Records that describe figures
[start]

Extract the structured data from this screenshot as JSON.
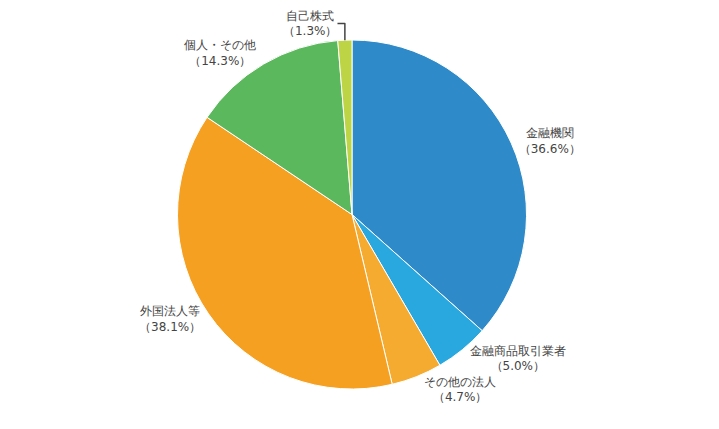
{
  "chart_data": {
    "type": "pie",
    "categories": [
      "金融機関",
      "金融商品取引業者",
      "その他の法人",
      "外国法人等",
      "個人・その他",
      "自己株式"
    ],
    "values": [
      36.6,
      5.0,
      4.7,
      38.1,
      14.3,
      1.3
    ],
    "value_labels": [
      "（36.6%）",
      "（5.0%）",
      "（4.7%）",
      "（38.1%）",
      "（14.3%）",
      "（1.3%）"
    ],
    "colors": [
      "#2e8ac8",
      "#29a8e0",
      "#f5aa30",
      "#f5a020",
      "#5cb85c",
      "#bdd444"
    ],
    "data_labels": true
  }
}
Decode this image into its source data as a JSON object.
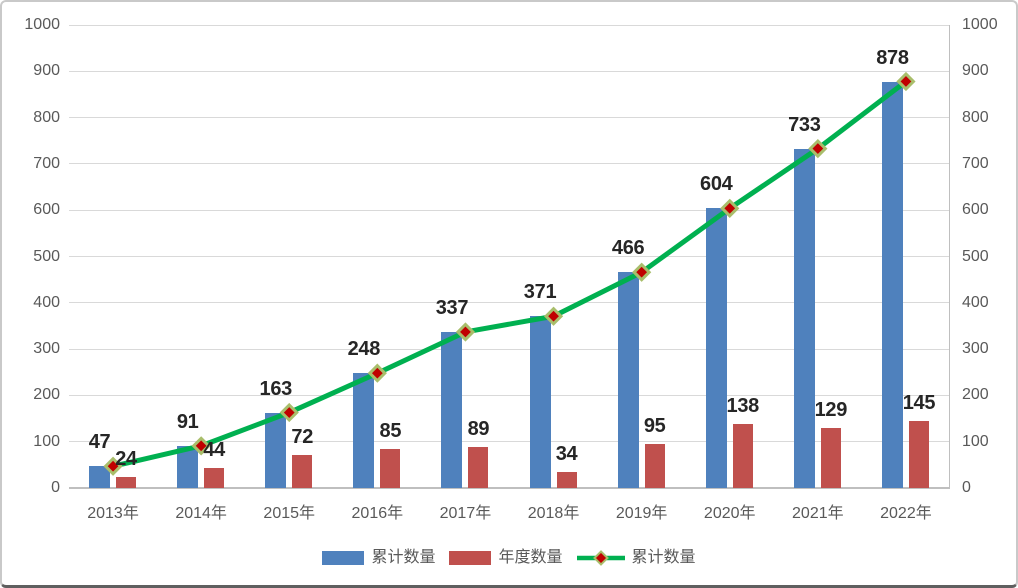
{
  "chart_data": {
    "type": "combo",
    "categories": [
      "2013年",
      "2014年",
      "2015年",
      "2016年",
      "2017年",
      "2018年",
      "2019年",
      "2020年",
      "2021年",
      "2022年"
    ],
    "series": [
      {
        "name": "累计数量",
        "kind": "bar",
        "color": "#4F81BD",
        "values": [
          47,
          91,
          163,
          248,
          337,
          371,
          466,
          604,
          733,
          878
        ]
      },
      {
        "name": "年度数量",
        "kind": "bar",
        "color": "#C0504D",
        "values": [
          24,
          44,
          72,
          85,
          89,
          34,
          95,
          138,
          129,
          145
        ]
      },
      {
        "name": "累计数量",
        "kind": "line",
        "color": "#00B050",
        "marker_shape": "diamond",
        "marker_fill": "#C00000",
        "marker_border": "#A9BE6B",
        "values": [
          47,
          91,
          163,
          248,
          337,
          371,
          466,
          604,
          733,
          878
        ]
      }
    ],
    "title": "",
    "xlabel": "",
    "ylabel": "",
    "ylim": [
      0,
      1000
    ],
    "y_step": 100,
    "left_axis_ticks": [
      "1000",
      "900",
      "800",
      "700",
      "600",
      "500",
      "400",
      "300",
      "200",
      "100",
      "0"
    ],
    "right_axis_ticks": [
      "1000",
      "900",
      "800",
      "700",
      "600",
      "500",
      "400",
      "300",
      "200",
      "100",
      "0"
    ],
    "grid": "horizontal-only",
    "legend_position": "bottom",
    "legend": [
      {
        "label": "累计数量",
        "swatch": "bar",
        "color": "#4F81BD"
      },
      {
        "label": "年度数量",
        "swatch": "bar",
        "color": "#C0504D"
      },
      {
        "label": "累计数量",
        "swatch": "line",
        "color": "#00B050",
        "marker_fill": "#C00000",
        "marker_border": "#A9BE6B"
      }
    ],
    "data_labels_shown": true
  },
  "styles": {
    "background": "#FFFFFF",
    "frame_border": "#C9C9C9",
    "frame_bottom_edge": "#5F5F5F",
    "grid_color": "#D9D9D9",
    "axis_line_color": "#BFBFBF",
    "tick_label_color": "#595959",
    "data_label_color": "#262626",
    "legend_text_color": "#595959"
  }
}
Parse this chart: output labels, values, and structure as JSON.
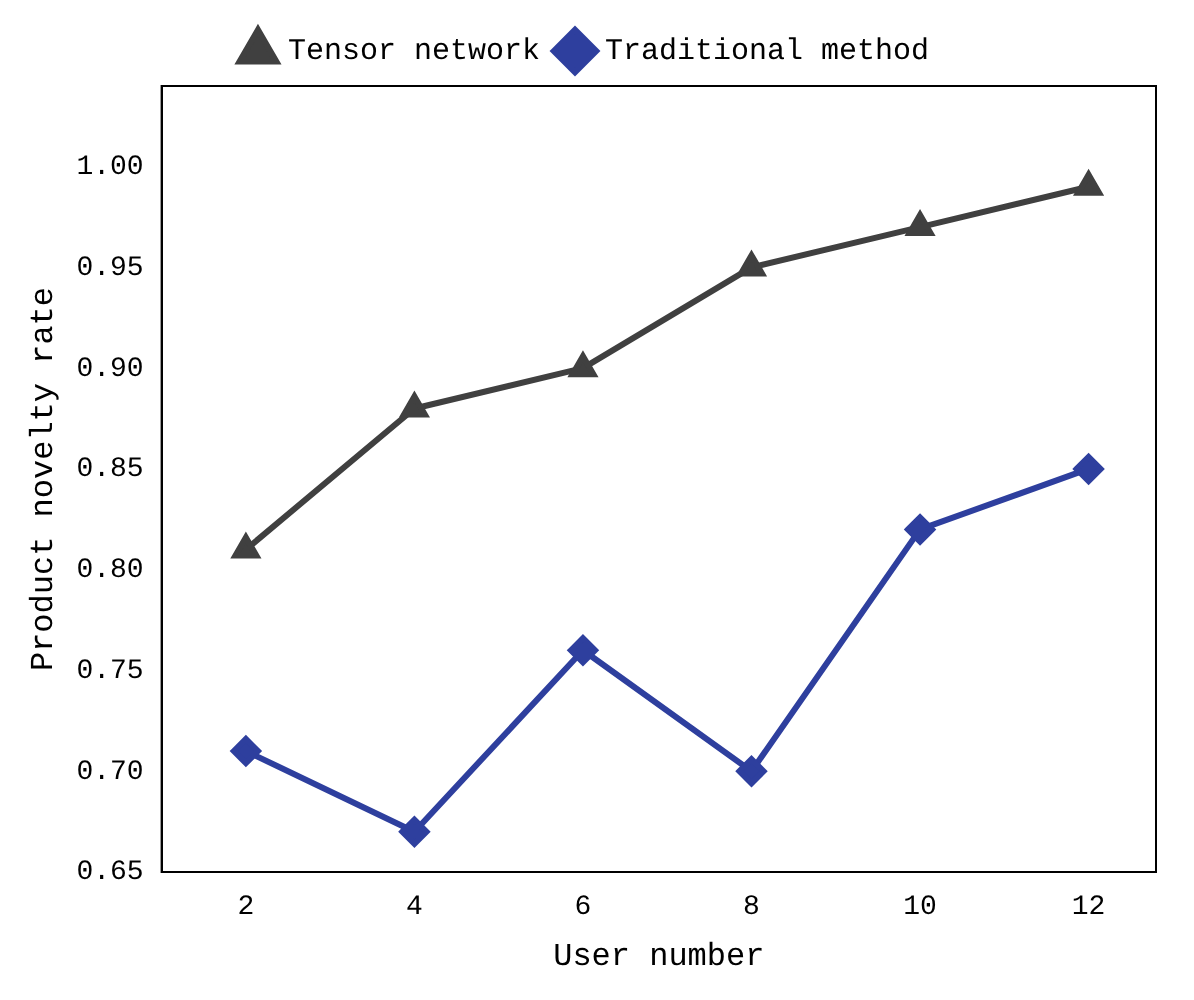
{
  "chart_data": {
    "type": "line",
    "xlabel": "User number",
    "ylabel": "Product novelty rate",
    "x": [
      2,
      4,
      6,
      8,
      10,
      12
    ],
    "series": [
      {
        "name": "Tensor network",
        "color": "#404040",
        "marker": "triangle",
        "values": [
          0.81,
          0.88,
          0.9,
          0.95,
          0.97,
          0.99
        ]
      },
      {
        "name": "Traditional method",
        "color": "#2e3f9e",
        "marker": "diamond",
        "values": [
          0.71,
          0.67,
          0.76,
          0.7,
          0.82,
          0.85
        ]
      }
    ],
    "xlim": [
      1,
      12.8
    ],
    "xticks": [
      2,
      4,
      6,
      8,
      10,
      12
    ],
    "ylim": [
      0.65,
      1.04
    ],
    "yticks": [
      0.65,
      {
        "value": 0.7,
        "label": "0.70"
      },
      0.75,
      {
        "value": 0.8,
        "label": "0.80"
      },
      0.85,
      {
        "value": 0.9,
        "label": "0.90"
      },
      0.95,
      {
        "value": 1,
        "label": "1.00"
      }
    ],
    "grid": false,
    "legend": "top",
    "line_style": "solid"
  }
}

[end]
[start]

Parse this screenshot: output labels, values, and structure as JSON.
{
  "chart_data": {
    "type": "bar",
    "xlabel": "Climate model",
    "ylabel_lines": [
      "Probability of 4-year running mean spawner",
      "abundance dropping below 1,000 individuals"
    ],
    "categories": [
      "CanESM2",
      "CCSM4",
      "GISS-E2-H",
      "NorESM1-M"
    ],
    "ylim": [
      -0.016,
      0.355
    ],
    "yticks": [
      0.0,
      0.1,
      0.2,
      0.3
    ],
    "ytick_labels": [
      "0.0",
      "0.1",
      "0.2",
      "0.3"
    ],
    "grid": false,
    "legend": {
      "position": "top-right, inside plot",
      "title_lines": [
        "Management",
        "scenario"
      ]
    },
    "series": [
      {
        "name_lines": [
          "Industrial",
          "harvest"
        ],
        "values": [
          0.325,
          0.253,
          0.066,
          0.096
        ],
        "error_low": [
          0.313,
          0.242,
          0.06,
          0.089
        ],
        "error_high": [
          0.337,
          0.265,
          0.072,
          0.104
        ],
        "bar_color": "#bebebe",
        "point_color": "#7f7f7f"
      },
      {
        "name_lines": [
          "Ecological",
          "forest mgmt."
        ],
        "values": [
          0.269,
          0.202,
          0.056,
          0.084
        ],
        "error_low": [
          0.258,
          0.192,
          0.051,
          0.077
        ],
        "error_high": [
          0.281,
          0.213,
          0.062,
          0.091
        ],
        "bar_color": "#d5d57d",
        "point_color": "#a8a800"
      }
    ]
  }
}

[end]
[start]

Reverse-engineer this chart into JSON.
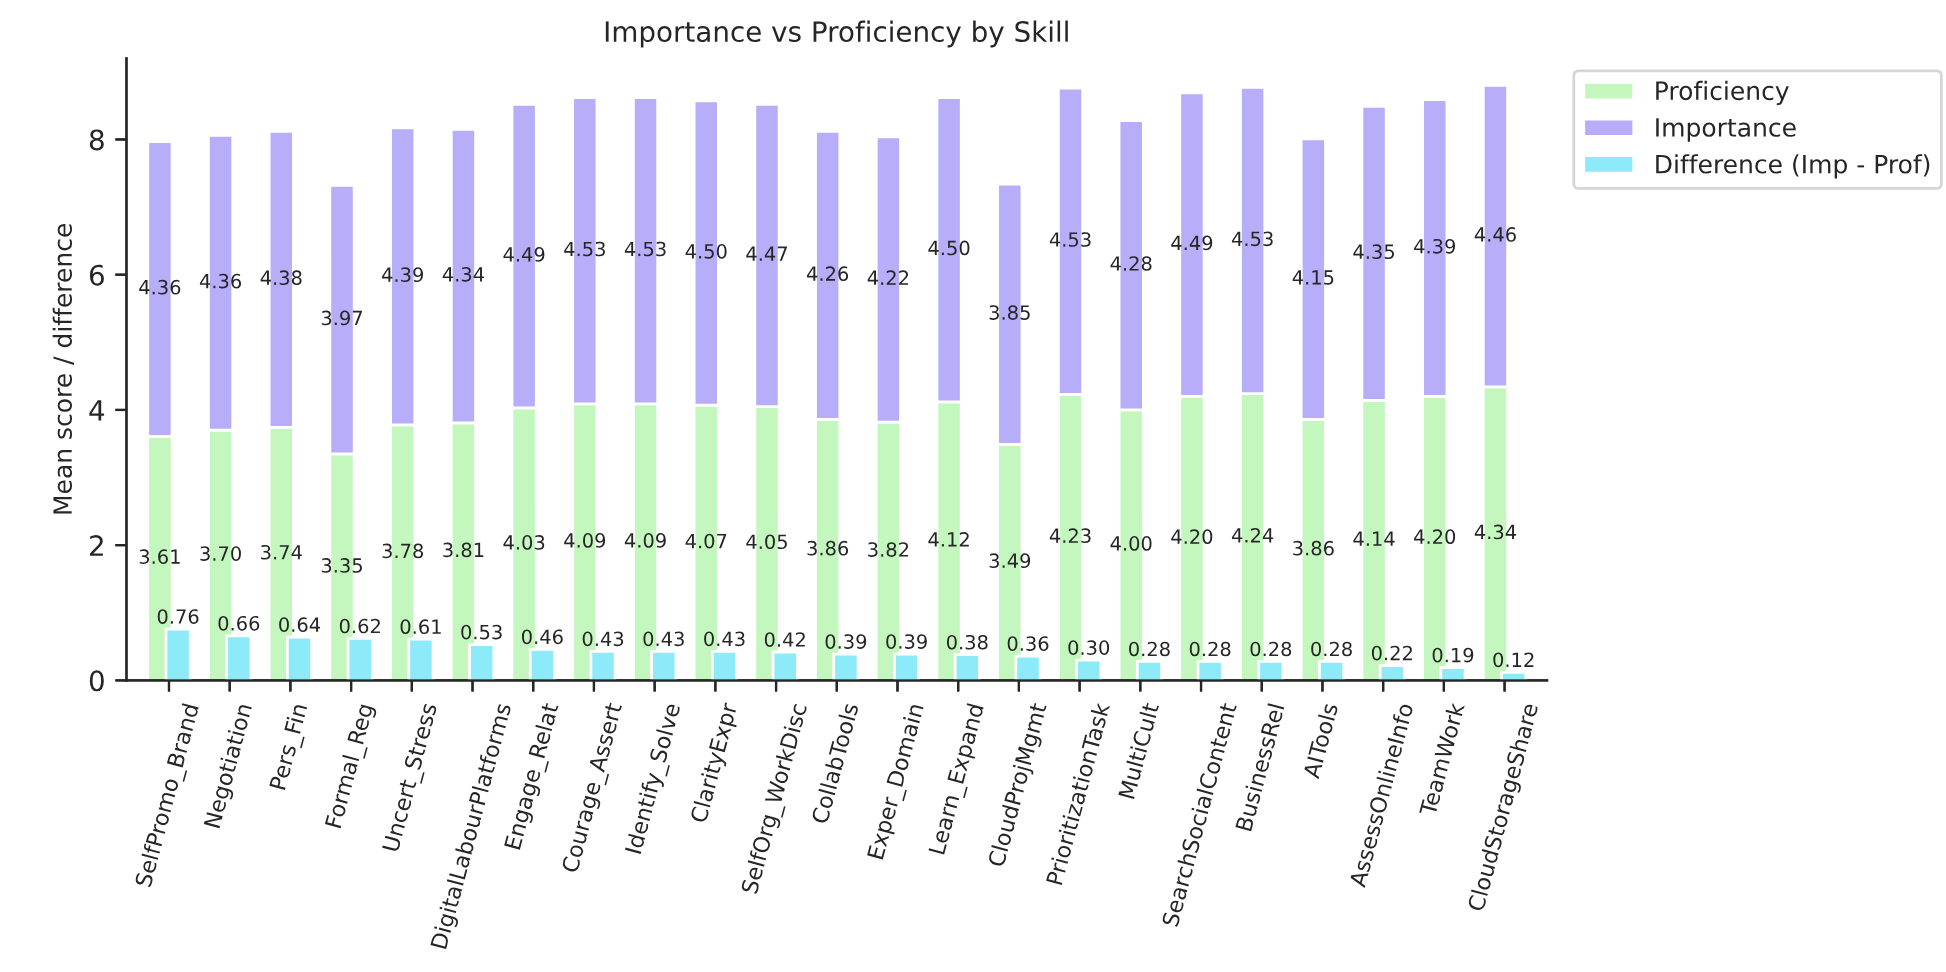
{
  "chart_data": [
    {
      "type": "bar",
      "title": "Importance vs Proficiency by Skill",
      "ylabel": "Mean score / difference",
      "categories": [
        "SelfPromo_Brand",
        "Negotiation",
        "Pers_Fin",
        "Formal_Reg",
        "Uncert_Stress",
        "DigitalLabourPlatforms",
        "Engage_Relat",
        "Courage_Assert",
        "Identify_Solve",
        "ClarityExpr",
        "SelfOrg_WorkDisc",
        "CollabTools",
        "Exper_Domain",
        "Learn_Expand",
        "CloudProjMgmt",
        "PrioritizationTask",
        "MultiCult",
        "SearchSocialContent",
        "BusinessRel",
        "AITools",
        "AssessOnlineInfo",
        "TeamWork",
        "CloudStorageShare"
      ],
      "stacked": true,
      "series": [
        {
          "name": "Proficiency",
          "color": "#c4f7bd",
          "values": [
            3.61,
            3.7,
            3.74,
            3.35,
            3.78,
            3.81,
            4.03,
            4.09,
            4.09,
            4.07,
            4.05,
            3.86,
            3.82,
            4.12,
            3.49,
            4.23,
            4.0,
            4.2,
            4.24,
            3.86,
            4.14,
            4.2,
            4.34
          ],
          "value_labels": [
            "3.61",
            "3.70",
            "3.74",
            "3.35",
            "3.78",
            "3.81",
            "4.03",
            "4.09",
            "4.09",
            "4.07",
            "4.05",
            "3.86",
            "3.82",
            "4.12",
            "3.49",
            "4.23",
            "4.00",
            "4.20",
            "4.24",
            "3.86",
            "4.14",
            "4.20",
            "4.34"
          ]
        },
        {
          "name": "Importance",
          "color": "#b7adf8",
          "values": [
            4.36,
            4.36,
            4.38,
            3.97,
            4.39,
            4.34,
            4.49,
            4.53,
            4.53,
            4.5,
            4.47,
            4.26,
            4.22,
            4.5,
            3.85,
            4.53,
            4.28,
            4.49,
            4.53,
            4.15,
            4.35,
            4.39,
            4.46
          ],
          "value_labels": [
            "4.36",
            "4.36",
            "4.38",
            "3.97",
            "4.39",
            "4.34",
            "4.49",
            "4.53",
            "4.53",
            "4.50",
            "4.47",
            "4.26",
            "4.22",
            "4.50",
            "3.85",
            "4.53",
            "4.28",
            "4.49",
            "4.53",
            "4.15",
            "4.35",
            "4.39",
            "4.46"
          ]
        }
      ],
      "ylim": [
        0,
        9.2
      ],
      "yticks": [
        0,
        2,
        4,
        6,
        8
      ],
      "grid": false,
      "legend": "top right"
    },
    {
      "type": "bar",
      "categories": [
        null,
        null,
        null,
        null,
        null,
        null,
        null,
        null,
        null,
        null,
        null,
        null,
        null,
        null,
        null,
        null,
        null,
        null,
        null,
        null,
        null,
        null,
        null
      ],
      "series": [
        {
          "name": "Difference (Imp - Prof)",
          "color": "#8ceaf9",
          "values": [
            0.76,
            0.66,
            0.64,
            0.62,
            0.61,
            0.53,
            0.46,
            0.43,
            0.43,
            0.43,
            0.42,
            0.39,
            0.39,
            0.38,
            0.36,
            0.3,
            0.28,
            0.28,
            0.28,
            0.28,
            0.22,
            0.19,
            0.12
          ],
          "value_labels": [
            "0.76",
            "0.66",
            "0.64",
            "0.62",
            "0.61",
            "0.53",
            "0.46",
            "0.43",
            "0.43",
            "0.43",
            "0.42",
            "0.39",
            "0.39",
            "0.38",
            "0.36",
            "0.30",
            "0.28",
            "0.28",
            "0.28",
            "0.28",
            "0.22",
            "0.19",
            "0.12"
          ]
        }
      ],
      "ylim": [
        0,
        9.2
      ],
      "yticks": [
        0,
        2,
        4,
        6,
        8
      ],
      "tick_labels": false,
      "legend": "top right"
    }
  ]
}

[end]

- [Written request] Answer with a single number: the count of lines holding the word "diamond".

- [Complete response] 2